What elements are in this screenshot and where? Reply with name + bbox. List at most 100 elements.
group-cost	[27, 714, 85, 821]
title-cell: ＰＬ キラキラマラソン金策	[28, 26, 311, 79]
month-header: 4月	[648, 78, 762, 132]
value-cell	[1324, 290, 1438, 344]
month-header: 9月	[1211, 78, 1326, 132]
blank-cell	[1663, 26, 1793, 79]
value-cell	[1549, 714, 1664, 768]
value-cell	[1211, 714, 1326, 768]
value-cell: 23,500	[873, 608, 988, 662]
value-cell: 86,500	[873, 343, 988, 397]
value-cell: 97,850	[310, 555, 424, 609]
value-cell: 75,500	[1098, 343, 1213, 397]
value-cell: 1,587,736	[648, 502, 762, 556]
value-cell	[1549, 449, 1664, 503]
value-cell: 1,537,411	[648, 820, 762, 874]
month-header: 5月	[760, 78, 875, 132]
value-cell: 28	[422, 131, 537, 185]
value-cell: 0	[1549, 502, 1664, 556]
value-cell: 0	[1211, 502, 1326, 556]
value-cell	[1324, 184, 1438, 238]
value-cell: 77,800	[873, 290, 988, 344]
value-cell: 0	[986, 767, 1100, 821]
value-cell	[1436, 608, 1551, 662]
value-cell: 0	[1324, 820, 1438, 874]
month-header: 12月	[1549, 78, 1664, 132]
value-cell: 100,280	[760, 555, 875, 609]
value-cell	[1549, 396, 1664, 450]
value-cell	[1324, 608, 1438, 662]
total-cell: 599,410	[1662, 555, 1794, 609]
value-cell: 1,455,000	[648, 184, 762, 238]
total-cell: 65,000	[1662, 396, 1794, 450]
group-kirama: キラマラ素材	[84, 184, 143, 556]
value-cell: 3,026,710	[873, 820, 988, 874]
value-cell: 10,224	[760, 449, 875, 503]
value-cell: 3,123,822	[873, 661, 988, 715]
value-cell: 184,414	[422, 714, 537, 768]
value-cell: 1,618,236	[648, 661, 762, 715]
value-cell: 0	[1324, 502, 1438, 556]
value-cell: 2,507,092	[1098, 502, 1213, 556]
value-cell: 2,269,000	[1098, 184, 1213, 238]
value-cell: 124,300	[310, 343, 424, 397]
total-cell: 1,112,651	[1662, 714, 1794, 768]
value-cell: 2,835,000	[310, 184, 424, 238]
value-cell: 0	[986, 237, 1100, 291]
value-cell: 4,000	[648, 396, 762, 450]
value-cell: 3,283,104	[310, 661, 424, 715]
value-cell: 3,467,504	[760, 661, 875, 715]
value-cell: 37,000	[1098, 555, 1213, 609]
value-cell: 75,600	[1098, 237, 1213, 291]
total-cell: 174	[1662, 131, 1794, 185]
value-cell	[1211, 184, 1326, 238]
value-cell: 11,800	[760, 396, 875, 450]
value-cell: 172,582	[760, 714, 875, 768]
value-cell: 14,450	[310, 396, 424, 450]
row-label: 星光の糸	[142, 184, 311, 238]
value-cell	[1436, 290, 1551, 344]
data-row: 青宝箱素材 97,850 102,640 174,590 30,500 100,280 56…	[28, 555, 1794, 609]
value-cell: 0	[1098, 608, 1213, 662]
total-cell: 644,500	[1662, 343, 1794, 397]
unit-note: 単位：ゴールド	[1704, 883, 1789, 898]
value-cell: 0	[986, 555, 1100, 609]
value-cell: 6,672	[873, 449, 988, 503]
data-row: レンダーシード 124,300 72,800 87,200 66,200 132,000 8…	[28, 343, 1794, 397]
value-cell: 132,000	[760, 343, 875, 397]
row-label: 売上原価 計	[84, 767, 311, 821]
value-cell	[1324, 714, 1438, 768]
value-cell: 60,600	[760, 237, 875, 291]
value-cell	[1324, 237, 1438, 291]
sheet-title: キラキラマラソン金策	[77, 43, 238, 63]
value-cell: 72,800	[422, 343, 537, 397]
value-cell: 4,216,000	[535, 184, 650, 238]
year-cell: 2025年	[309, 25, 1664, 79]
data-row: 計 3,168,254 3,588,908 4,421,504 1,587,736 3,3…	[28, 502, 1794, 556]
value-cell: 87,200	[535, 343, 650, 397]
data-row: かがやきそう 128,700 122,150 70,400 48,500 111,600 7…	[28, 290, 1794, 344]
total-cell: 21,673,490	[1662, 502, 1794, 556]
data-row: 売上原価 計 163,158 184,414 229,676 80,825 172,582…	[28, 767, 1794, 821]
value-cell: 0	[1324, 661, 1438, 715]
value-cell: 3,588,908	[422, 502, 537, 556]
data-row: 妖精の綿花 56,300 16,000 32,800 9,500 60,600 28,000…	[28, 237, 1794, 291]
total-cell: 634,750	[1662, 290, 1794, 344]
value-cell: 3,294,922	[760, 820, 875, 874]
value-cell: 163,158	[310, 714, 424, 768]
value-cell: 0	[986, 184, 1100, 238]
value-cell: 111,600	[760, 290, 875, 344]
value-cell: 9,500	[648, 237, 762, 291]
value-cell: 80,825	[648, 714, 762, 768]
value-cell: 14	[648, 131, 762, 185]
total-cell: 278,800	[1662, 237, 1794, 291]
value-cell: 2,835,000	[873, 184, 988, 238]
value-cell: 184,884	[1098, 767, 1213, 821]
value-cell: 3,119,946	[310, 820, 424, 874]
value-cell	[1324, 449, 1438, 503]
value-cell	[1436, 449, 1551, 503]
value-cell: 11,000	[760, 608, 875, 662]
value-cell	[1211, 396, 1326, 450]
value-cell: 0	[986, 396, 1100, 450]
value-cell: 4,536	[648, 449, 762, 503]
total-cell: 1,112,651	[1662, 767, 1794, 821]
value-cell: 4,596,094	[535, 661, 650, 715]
- - - -
## Set task:
Can you reproduce every line of the entries above, character for character?

## Answer:
What elements are in this screenshot and where? Reply with name + bbox. List at most 100 elements.
group-cost	[27, 714, 85, 821]
title-cell: ＰＬ キラキラマラソン金策	[28, 26, 311, 79]
month-header: 4月	[648, 78, 762, 132]
value-cell	[1324, 290, 1438, 344]
month-header: 9月	[1211, 78, 1326, 132]
blank-cell	[1663, 26, 1793, 79]
value-cell	[1549, 714, 1664, 768]
value-cell	[1211, 714, 1326, 768]
value-cell: 23,500	[873, 608, 988, 662]
value-cell: 86,500	[873, 343, 988, 397]
value-cell: 97,850	[310, 555, 424, 609]
value-cell: 75,500	[1098, 343, 1213, 397]
value-cell: 1,587,736	[648, 502, 762, 556]
value-cell	[1549, 449, 1664, 503]
value-cell: 1,537,411	[648, 820, 762, 874]
month-header: 5月	[760, 78, 875, 132]
value-cell: 28	[422, 131, 537, 185]
value-cell: 0	[1549, 502, 1664, 556]
value-cell: 0	[1211, 502, 1326, 556]
value-cell	[1324, 184, 1438, 238]
value-cell: 77,800	[873, 290, 988, 344]
value-cell: 0	[986, 767, 1100, 821]
value-cell	[1436, 608, 1551, 662]
value-cell: 0	[1324, 820, 1438, 874]
month-header: 12月	[1549, 78, 1664, 132]
value-cell: 100,280	[760, 555, 875, 609]
value-cell	[1549, 396, 1664, 450]
value-cell	[1324, 608, 1438, 662]
total-cell: 599,410	[1662, 555, 1794, 609]
value-cell: 1,455,000	[648, 184, 762, 238]
total-cell: 65,000	[1662, 396, 1794, 450]
group-kirama: キラマラ素材	[84, 184, 143, 556]
value-cell: 3,026,710	[873, 820, 988, 874]
value-cell: 10,224	[760, 449, 875, 503]
value-cell: 3,123,822	[873, 661, 988, 715]
value-cell: 184,414	[422, 714, 537, 768]
value-cell: 1,618,236	[648, 661, 762, 715]
value-cell: 0	[1324, 502, 1438, 556]
value-cell: 2,507,092	[1098, 502, 1213, 556]
value-cell: 2,269,000	[1098, 184, 1213, 238]
value-cell: 124,300	[310, 343, 424, 397]
total-cell: 1,112,651	[1662, 714, 1794, 768]
value-cell: 2,835,000	[310, 184, 424, 238]
value-cell: 0	[986, 237, 1100, 291]
value-cell: 4,000	[648, 396, 762, 450]
value-cell: 3,283,104	[310, 661, 424, 715]
value-cell: 3,467,504	[760, 661, 875, 715]
value-cell: 37,000	[1098, 555, 1213, 609]
value-cell: 75,600	[1098, 237, 1213, 291]
total-cell: 174	[1662, 131, 1794, 185]
value-cell	[1211, 184, 1326, 238]
value-cell: 11,800	[760, 396, 875, 450]
value-cell: 172,582	[760, 714, 875, 768]
value-cell: 14,450	[310, 396, 424, 450]
row-label: 星光の糸	[142, 184, 311, 238]
value-cell	[1436, 290, 1551, 344]
data-row: 青宝箱素材 97,850 102,640 174,590 30,500 100,280 56…	[28, 555, 1794, 609]
value-cell: 0	[1098, 608, 1213, 662]
total-cell: 644,500	[1662, 343, 1794, 397]
unit-note: 単位：ゴールド	[1704, 883, 1789, 898]
value-cell: 0	[986, 555, 1100, 609]
value-cell: 6,672	[873, 449, 988, 503]
data-row: レンダーシード 124,300 72,800 87,200 66,200 132,000 8…	[28, 343, 1794, 397]
value-cell: 132,000	[760, 343, 875, 397]
row-label: 売上原価 計	[84, 767, 311, 821]
value-cell	[1324, 714, 1438, 768]
value-cell: 60,600	[760, 237, 875, 291]
value-cell	[1324, 237, 1438, 291]
sheet-title: キラキラマラソン金策	[77, 43, 238, 63]
value-cell: 72,800	[422, 343, 537, 397]
value-cell: 4,216,000	[535, 184, 650, 238]
year-cell: 2025年	[309, 25, 1664, 79]
data-row: 計 3,168,254 3,588,908 4,421,504 1,587,736 3,3…	[28, 502, 1794, 556]
value-cell: 87,200	[535, 343, 650, 397]
data-row: かがやきそう 128,700 122,150 70,400 48,500 111,600 7…	[28, 290, 1794, 344]
total-cell: 21,673,490	[1662, 502, 1794, 556]
data-row: 売上原価 計 163,158 184,414 229,676 80,825 172,582…	[28, 767, 1794, 821]
value-cell: 0	[1324, 661, 1438, 715]
value-cell: 3,588,908	[422, 502, 537, 556]
data-row: 妖精の綿花 56,300 16,000 32,800 9,500 60,600 28,000…	[28, 237, 1794, 291]
total-cell: 634,750	[1662, 290, 1794, 344]
value-cell: 3,294,922	[760, 820, 875, 874]
value-cell: 163,158	[310, 714, 424, 768]
value-cell: 0	[986, 184, 1100, 238]
value-cell: 111,600	[760, 290, 875, 344]
value-cell: 9,500	[648, 237, 762, 291]
value-cell: 80,825	[648, 714, 762, 768]
value-cell: 14	[648, 131, 762, 185]
total-cell: 278,800	[1662, 237, 1794, 291]
value-cell: 2,835,000	[873, 184, 988, 238]
value-cell: 184,884	[1098, 767, 1213, 821]
value-cell: 3,119,946	[310, 820, 424, 874]
value-cell	[1324, 449, 1438, 503]
value-cell	[1436, 449, 1551, 503]
value-cell: 11,000	[760, 608, 875, 662]
value-cell	[1211, 396, 1326, 450]
value-cell: 0	[986, 396, 1100, 450]
value-cell: 4,536	[648, 449, 762, 503]
total-cell: 1,112,651	[1662, 767, 1794, 821]
value-cell: 4,596,094	[535, 661, 650, 715]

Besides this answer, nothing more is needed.